▶ _Task goal_:
Look below. Copy each line that has "title" in it.

▶ _Records for this task_:
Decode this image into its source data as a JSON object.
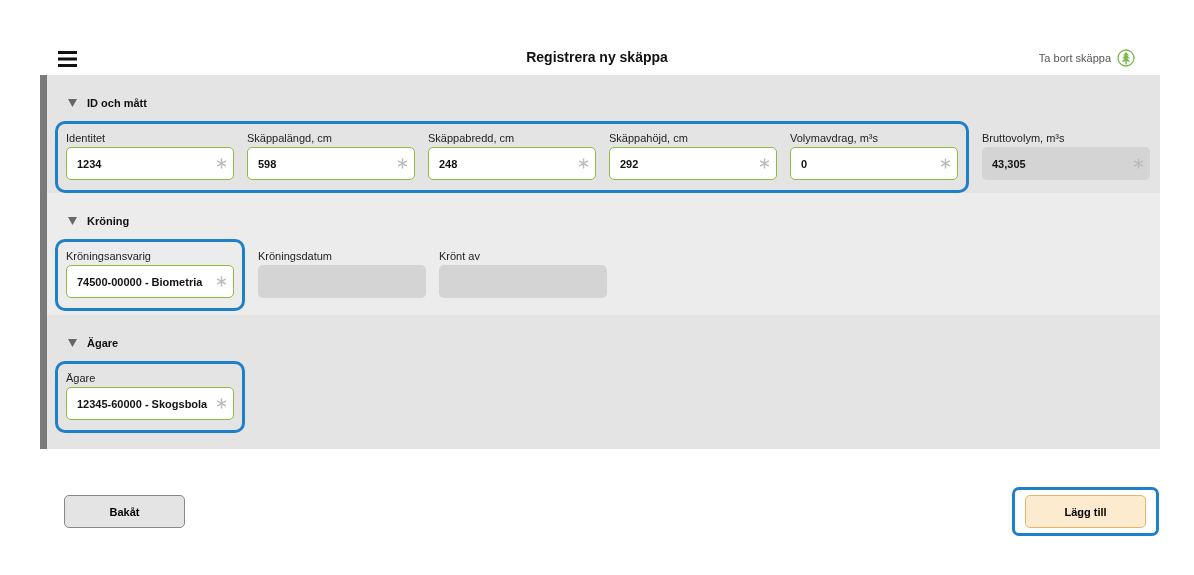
{
  "header": {
    "title": "Registrera ny skäppa",
    "delete_label": "Ta bort skäppa"
  },
  "sections": [
    {
      "title": "ID och mått",
      "expanded": true,
      "groups": [
        {
          "highlighted": true,
          "fields": [
            {
              "label": "Identitet",
              "value": "1234",
              "required": true,
              "disabled": false
            },
            {
              "label": "Skäppalängd, cm",
              "value": "598",
              "required": true,
              "disabled": false
            },
            {
              "label": "Skäppabredd, cm",
              "value": "248",
              "required": true,
              "disabled": false
            },
            {
              "label": "Skäppahöjd, cm",
              "value": "292",
              "required": true,
              "disabled": false
            },
            {
              "label": "Volymavdrag, m³s",
              "value": "0",
              "required": true,
              "disabled": false
            }
          ]
        },
        {
          "highlighted": false,
          "fields": [
            {
              "label": "Bruttovolym, m³s",
              "value": "43,305",
              "required": true,
              "disabled": true
            }
          ]
        }
      ]
    },
    {
      "title": "Kröning",
      "expanded": true,
      "groups": [
        {
          "highlighted": true,
          "fields": [
            {
              "label": "Kröningsansvarig",
              "value": "74500-00000 - Biometria",
              "required": true,
              "disabled": false
            }
          ]
        },
        {
          "highlighted": false,
          "fields": [
            {
              "label": "Kröningsdatum",
              "required": false,
              "disabled": true
            },
            {
              "label": "Krönt av",
              "required": false,
              "disabled": true
            }
          ]
        }
      ]
    },
    {
      "title": "Ägare",
      "expanded": true,
      "groups": [
        {
          "highlighted": true,
          "fields": [
            {
              "label": "Ägare",
              "value": "12345-60000 - Skogsbola",
              "required": true,
              "disabled": false
            }
          ]
        }
      ]
    }
  ],
  "buttons": [
    {
      "label": "Bakåt",
      "kind": "secondary",
      "highlighted": false
    },
    {
      "label": "Lägg till",
      "kind": "primary",
      "highlighted": true
    }
  ]
}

▶ _Answer to this problem_:
    "title": "Registrera ny skäppa",
      "title": "ID och mått",
      "title": "Kröning",
      "title": "Ägare",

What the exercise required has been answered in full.